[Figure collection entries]

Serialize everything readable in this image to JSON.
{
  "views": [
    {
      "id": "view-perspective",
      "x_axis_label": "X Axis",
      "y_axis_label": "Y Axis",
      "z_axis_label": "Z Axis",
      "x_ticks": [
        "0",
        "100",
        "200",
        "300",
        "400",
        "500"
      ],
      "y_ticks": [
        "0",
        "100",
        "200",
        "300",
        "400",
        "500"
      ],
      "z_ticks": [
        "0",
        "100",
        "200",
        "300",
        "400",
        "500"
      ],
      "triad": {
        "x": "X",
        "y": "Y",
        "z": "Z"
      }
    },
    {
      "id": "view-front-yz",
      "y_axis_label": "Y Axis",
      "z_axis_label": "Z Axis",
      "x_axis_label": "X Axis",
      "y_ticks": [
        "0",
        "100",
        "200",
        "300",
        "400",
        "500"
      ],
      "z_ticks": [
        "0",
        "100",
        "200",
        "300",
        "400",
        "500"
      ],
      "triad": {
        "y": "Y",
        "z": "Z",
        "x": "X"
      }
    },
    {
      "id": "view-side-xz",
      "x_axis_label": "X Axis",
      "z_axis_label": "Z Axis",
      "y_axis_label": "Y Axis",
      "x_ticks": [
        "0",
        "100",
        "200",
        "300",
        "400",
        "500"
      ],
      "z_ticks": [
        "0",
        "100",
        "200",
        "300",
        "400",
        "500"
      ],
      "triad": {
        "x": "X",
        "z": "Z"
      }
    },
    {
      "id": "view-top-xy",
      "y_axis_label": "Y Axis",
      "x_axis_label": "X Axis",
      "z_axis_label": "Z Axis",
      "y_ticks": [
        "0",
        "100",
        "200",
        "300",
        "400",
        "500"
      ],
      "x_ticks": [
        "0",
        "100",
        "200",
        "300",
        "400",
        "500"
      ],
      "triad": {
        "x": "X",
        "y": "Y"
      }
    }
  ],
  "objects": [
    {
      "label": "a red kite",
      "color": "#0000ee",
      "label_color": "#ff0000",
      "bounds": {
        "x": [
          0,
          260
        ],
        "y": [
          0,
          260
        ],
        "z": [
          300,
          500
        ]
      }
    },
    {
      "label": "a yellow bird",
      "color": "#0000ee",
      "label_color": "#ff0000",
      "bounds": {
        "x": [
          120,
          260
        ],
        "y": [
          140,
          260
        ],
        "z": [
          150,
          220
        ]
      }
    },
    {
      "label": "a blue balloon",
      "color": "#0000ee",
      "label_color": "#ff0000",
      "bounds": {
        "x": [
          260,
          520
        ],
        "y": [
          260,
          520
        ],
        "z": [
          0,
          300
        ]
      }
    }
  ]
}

_Stated problem_. Restate each of the entries above verbatim.

_Solution for this problem_.
Serialize everything readable in this image to JSON.
{
  "views": [
    {
      "id": "view-perspective",
      "x_axis_label": "X Axis",
      "y_axis_label": "Y Axis",
      "z_axis_label": "Z Axis",
      "x_ticks": [
        "0",
        "100",
        "200",
        "300",
        "400",
        "500"
      ],
      "y_ticks": [
        "0",
        "100",
        "200",
        "300",
        "400",
        "500"
      ],
      "z_ticks": [
        "0",
        "100",
        "200",
        "300",
        "400",
        "500"
      ],
      "triad": {
        "x": "X",
        "y": "Y",
        "z": "Z"
      }
    },
    {
      "id": "view-front-yz",
      "y_axis_label": "Y Axis",
      "z_axis_label": "Z Axis",
      "x_axis_label": "X Axis",
      "y_ticks": [
        "0",
        "100",
        "200",
        "300",
        "400",
        "500"
      ],
      "z_ticks": [
        "0",
        "100",
        "200",
        "300",
        "400",
        "500"
      ],
      "triad": {
        "y": "Y",
        "z": "Z",
        "x": "X"
      }
    },
    {
      "id": "view-side-xz",
      "x_axis_label": "X Axis",
      "z_axis_label": "Z Axis",
      "y_axis_label": "Y Axis",
      "x_ticks": [
        "0",
        "100",
        "200",
        "300",
        "400",
        "500"
      ],
      "z_ticks": [
        "0",
        "100",
        "200",
        "300",
        "400",
        "500"
      ],
      "triad": {
        "x": "X",
        "z": "Z"
      }
    },
    {
      "id": "view-top-xy",
      "y_axis_label": "Y Axis",
      "x_axis_label": "X Axis",
      "z_axis_label": "Z Axis",
      "y_ticks": [
        "0",
        "100",
        "200",
        "300",
        "400",
        "500"
      ],
      "x_ticks": [
        "0",
        "100",
        "200",
        "300",
        "400",
        "500"
      ],
      "triad": {
        "x": "X",
        "y": "Y"
      }
    }
  ],
  "objects": [
    {
      "label": "a red kite",
      "color": "#0000ee",
      "label_color": "#ff0000",
      "bounds": {
        "x": [
          0,
          260
        ],
        "y": [
          0,
          260
        ],
        "z": [
          300,
          500
        ]
      }
    },
    {
      "label": "a yellow bird",
      "color": "#0000ee",
      "label_color": "#ff0000",
      "bounds": {
        "x": [
          120,
          260
        ],
        "y": [
          140,
          260
        ],
        "z": [
          150,
          220
        ]
      }
    },
    {
      "label": "a blue balloon",
      "color": "#0000ee",
      "label_color": "#ff0000",
      "bounds": {
        "x": [
          260,
          520
        ],
        "y": [
          260,
          520
        ],
        "z": [
          0,
          300
        ]
      }
    }
  ]
}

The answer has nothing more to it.